(Collected data)
--------------------------------------------------
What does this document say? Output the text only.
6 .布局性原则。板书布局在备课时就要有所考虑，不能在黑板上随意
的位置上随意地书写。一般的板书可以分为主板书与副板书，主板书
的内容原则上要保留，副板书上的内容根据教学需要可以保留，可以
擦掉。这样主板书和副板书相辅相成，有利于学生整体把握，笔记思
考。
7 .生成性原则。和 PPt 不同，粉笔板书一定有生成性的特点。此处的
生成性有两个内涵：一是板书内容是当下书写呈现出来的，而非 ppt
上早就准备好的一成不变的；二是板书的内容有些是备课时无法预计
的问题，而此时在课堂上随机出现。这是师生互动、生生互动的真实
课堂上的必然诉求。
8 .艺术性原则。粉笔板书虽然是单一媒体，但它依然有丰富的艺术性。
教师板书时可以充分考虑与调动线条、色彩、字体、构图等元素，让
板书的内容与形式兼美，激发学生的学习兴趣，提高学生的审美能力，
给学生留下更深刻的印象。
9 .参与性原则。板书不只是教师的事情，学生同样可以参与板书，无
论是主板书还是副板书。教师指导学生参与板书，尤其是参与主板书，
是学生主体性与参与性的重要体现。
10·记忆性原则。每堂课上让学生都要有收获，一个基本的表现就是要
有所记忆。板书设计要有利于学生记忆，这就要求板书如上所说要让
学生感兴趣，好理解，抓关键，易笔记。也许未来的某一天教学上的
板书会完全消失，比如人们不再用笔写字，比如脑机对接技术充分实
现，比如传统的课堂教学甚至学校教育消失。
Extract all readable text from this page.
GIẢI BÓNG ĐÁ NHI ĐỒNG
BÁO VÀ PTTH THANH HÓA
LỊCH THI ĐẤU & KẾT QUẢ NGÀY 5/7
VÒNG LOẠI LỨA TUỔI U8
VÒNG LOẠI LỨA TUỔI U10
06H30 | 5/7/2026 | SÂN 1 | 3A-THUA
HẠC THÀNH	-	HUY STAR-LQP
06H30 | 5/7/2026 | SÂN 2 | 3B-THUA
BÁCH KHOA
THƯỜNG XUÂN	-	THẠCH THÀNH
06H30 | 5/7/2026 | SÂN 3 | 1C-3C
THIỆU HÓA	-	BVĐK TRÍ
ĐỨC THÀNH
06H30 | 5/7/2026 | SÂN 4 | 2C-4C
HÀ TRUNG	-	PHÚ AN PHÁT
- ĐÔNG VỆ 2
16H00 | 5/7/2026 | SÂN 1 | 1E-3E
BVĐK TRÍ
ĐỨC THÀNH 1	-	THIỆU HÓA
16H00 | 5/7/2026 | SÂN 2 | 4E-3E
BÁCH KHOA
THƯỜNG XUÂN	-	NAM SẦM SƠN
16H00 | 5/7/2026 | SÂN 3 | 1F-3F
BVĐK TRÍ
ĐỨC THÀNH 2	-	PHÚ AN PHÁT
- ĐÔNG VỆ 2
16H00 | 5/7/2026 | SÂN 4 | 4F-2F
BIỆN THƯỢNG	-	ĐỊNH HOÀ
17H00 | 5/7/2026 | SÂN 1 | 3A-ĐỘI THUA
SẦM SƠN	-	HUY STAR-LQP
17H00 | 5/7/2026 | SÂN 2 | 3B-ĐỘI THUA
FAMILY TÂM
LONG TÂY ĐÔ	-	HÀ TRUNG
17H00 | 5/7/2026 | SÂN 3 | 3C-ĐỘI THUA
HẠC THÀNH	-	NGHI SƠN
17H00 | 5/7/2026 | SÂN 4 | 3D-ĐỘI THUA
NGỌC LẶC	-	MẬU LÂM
--------------------------------------------------
To do: Reply with only the number of lines in the material above where the string "TRUNG" appears.

Exercise answer: 2